Data for this exercise:
· · · · ·
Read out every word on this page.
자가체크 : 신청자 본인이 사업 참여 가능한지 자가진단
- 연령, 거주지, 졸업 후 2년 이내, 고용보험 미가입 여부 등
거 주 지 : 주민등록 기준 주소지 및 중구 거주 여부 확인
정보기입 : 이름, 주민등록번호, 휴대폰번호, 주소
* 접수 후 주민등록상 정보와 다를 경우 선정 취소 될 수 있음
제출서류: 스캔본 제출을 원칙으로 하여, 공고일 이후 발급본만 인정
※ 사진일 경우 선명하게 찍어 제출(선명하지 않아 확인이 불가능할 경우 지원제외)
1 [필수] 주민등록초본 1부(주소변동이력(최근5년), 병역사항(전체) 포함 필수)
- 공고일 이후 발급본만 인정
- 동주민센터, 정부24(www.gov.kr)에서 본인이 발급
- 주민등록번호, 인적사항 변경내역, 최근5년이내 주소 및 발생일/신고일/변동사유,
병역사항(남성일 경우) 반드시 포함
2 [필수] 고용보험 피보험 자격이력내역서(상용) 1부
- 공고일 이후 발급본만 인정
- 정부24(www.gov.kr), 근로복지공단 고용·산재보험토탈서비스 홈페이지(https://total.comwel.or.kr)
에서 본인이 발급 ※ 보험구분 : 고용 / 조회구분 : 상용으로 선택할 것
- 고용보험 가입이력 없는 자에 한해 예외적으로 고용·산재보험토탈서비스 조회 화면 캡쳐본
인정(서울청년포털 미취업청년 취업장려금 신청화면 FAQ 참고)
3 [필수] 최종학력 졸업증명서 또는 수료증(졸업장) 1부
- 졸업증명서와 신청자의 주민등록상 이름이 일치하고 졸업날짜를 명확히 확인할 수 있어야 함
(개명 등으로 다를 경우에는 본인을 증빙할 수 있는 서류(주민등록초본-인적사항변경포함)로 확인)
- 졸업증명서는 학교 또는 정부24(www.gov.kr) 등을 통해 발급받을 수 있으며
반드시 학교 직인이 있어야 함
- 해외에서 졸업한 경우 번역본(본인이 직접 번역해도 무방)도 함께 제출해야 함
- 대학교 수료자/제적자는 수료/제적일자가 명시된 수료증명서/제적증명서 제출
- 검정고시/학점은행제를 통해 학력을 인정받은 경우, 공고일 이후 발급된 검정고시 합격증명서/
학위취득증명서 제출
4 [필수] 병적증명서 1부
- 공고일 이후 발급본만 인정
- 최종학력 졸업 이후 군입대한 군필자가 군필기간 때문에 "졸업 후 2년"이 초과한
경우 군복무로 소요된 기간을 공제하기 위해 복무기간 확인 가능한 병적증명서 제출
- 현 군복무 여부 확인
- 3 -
· · · · ·
Given task:
Each line in the entries above that includes the string "주민등록초본" should be extracted.

Answer to the exercise:
1 [필수] 주민등록초본 1부(주소변동이력(최근5년), 병역사항(전체) 포함 필수)
(개명 등으로 다를 경우에는 본인을 증빙할 수 있는 서류(주민등록초본-인적사항변경포함)로 확인)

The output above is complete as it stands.